WHAT IS ASKED:
Omit all pictures. Copy the rest of the material exactly.
═════ RECORDS SUPPLIED
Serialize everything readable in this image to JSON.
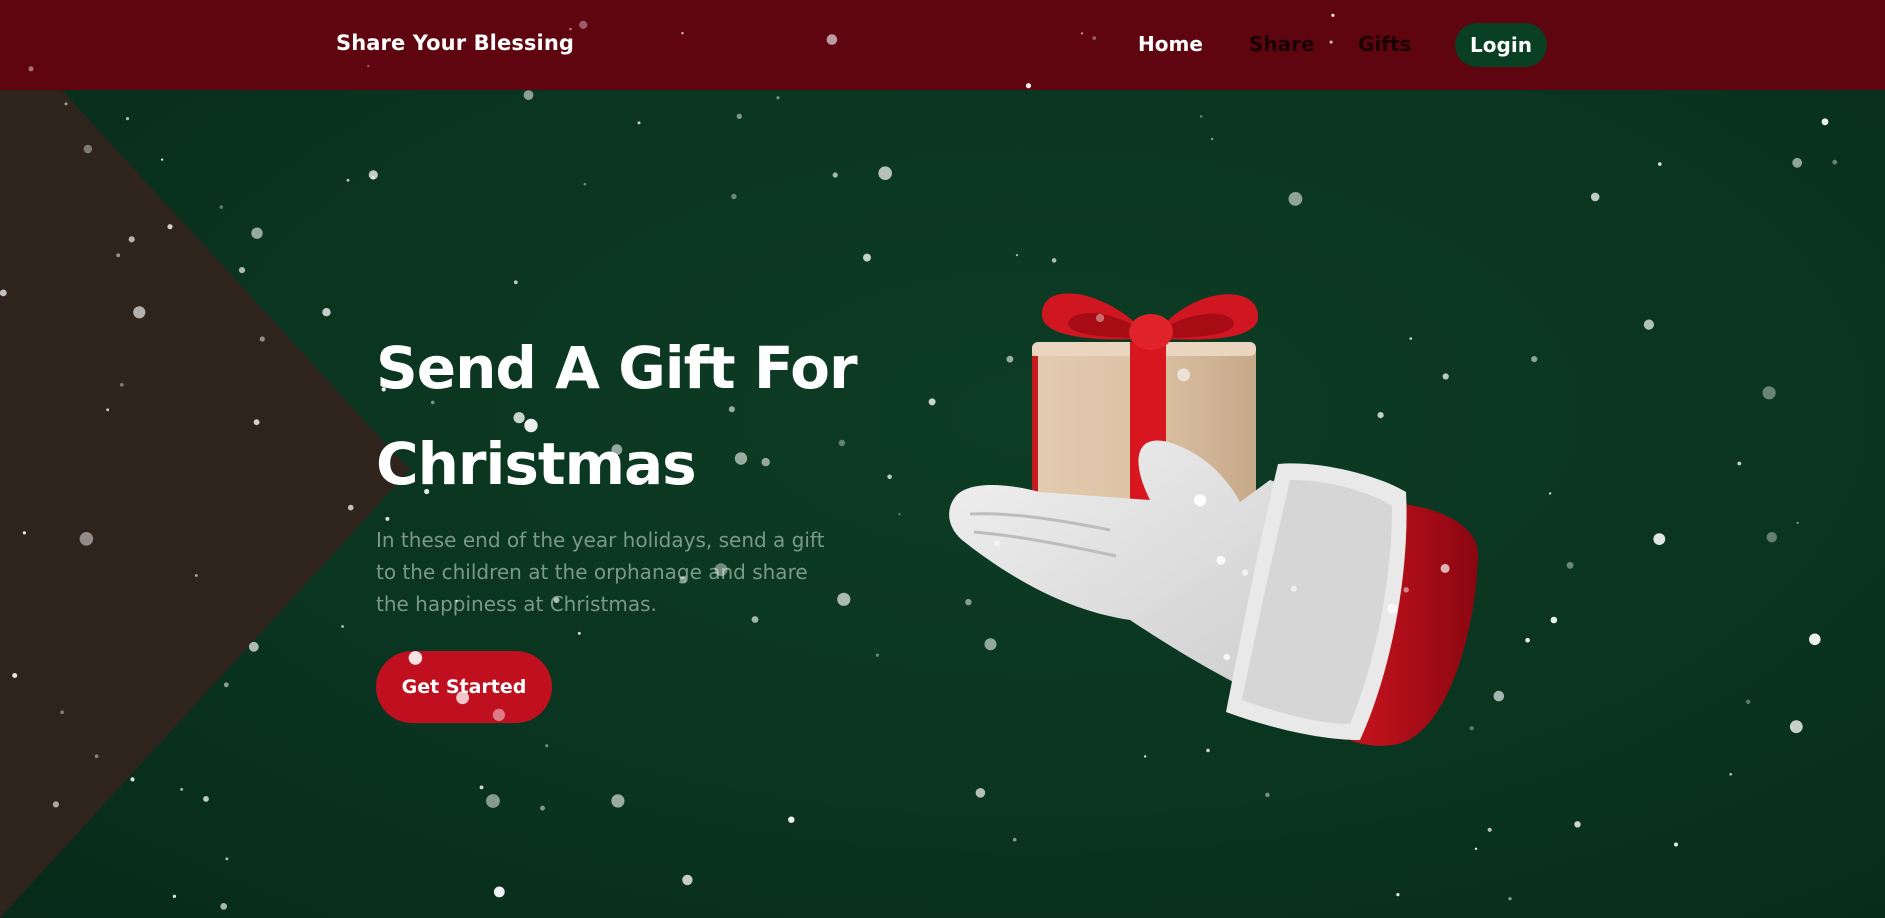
{
  "navbar": {
    "brand": "Share Your Blessing",
    "links": [
      {
        "label": "Home"
      },
      {
        "label": "Share"
      },
      {
        "label": "Gifts"
      }
    ],
    "login_label": "Login"
  },
  "hero": {
    "title": "Send A Gift For Christmas",
    "description": "In these end of the year holidays, send a gift to the children at the orphanage and share the happiness at Christmas.",
    "cta_label": "Get Started"
  },
  "colors": {
    "navbar_bg": "#5e0510",
    "hero_bg": "#0a3520",
    "accent_red": "#c0101f",
    "login_bg": "#093f22",
    "wedge": "#2e241c"
  },
  "icons": {
    "illustration": "santa-hand-gift-icon",
    "background": "snowflakes-icon"
  }
}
══════════
THE COMPLETED TASK:
Serialize everything readable in this image to JSON.
{
  "navbar": {
    "brand": "Share Your Blessing",
    "links": [
      {
        "label": "Home"
      },
      {
        "label": "Share"
      },
      {
        "label": "Gifts"
      }
    ],
    "login_label": "Login"
  },
  "hero": {
    "title": "Send A Gift For Christmas",
    "description": "In these end of the year holidays, send a gift to the children at the orphanage and share the happiness at Christmas.",
    "cta_label": "Get Started"
  },
  "colors": {
    "navbar_bg": "#5e0510",
    "hero_bg": "#0a3520",
    "accent_red": "#c0101f",
    "login_bg": "#093f22",
    "wedge": "#2e241c"
  },
  "icons": {
    "illustration": "santa-hand-gift-icon",
    "background": "snowflakes-icon"
  }
}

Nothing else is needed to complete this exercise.